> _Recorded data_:
◆ ◆ ◆ ◆ ◆

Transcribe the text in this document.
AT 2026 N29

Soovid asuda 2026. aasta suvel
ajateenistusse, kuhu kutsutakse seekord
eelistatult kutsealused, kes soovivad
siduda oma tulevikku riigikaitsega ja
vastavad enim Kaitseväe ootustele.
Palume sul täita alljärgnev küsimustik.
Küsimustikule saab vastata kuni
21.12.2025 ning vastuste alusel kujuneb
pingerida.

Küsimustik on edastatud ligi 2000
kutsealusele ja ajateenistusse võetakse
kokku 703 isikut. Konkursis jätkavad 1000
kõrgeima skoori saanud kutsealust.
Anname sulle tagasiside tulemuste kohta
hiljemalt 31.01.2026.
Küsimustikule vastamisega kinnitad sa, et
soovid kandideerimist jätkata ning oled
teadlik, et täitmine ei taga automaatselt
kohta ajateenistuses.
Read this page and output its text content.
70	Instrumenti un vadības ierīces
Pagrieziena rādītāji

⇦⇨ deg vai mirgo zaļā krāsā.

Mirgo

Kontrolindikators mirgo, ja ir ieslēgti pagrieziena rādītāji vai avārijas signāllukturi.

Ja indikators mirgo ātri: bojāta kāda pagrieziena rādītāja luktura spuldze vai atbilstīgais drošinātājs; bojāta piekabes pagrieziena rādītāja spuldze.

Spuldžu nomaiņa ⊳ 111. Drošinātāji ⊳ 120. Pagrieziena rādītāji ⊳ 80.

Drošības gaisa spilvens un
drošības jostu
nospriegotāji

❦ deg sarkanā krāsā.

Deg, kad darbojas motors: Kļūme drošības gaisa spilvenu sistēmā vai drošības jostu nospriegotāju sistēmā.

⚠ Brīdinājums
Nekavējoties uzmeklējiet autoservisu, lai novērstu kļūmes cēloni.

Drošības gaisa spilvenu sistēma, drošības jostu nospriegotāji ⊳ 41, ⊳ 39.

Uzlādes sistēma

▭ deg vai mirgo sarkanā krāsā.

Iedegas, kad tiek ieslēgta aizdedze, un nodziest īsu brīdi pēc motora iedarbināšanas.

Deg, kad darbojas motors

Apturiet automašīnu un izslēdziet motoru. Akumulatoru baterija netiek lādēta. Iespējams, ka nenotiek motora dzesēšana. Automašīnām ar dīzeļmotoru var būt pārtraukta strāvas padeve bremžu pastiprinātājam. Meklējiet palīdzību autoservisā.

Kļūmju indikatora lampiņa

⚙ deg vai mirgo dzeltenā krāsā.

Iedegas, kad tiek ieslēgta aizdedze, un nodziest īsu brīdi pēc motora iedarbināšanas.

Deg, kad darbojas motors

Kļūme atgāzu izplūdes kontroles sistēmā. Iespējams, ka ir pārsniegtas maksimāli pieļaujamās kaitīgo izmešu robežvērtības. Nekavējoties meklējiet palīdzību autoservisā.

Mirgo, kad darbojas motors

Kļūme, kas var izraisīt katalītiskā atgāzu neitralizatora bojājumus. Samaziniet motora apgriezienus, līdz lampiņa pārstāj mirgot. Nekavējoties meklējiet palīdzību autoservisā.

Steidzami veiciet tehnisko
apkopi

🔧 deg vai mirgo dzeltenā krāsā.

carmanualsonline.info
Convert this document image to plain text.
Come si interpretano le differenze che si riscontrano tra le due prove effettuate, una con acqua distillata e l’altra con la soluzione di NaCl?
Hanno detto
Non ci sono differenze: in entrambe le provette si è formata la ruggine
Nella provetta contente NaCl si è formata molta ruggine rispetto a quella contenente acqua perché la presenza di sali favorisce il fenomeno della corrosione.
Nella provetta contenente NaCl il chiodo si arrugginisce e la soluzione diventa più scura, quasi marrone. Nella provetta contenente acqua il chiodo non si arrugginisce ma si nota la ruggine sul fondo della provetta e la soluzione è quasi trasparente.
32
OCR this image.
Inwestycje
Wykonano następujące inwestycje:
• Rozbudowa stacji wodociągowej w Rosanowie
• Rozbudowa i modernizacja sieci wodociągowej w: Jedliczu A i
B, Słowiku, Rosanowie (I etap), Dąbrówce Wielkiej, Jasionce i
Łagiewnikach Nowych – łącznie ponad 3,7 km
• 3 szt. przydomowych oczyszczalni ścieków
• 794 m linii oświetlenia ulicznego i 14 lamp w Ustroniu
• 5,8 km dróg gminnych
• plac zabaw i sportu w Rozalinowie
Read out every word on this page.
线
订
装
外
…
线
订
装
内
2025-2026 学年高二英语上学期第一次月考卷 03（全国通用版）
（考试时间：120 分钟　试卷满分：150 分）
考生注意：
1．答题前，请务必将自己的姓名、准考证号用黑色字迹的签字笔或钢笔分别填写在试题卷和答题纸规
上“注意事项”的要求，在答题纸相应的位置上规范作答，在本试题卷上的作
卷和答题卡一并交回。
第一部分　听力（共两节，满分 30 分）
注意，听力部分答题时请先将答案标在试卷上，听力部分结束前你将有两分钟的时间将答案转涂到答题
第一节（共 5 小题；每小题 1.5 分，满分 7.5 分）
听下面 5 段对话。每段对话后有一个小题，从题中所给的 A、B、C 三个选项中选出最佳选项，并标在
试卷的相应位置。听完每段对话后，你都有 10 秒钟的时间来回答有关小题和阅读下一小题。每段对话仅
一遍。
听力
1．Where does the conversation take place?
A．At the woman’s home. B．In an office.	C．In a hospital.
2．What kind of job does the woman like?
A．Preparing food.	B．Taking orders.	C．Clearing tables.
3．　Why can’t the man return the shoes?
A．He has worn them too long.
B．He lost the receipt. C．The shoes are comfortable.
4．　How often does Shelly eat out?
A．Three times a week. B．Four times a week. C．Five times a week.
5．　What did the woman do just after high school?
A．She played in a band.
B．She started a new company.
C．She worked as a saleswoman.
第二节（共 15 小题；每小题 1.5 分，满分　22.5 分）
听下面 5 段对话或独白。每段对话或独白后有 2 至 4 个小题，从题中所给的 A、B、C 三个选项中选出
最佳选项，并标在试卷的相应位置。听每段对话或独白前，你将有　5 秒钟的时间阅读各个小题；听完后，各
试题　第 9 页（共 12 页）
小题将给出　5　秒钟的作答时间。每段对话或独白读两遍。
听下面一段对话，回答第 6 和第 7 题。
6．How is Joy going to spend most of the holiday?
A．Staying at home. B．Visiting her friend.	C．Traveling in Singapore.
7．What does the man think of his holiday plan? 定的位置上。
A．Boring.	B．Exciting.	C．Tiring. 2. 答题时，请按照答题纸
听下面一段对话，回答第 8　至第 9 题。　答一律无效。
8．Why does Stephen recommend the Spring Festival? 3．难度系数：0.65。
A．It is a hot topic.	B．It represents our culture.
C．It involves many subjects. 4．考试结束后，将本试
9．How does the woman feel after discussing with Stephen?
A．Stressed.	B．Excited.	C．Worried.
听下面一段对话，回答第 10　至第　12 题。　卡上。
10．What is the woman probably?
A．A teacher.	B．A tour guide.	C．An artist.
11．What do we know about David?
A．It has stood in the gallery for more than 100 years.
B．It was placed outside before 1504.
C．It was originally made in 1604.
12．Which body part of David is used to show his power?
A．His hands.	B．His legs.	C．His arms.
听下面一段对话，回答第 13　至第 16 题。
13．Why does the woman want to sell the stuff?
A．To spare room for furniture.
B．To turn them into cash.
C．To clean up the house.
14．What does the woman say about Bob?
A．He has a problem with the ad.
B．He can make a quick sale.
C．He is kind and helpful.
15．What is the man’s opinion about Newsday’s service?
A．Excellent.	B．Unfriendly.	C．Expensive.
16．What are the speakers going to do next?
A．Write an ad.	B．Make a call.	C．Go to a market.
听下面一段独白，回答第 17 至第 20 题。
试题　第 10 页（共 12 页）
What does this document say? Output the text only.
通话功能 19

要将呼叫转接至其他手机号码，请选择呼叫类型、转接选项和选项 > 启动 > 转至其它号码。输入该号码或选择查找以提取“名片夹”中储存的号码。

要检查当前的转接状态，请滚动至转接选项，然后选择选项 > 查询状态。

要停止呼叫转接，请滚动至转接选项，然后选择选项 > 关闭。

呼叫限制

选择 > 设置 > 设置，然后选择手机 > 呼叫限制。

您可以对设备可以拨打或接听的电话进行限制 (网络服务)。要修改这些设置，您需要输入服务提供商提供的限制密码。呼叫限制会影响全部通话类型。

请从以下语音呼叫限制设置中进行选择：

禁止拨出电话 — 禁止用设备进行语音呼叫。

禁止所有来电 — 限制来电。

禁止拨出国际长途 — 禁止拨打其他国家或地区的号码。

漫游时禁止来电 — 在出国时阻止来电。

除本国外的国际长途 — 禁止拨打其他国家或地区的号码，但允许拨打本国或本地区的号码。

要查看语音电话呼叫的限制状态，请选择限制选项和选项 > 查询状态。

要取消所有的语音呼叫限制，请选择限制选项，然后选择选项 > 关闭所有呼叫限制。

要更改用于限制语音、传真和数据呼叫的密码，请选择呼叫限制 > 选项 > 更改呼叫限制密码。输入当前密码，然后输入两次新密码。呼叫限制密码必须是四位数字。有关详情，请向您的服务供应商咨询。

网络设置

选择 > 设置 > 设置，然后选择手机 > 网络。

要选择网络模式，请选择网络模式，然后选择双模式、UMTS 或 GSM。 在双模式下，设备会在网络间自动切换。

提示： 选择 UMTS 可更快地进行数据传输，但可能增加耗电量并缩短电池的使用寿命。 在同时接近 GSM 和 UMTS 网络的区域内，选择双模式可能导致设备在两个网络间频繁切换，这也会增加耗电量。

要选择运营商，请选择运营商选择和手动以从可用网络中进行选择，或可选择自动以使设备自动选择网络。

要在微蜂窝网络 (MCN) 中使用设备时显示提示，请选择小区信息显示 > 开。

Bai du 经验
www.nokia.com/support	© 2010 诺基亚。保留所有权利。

◆ ◆ ◆ ◆ ◆

> _SET TASK_: Filter the records above and return every line that holds the word "formata".

> _ANSWER TO THIS PROBLEM_:
Non ci sono differenze: in entrambe le provette si è formata la ruggine
Nella provetta contente NaCl si è formata molta ruggine rispetto a quella contenente acqua perché la presenza di sali favorisce il fenomeno della corrosione.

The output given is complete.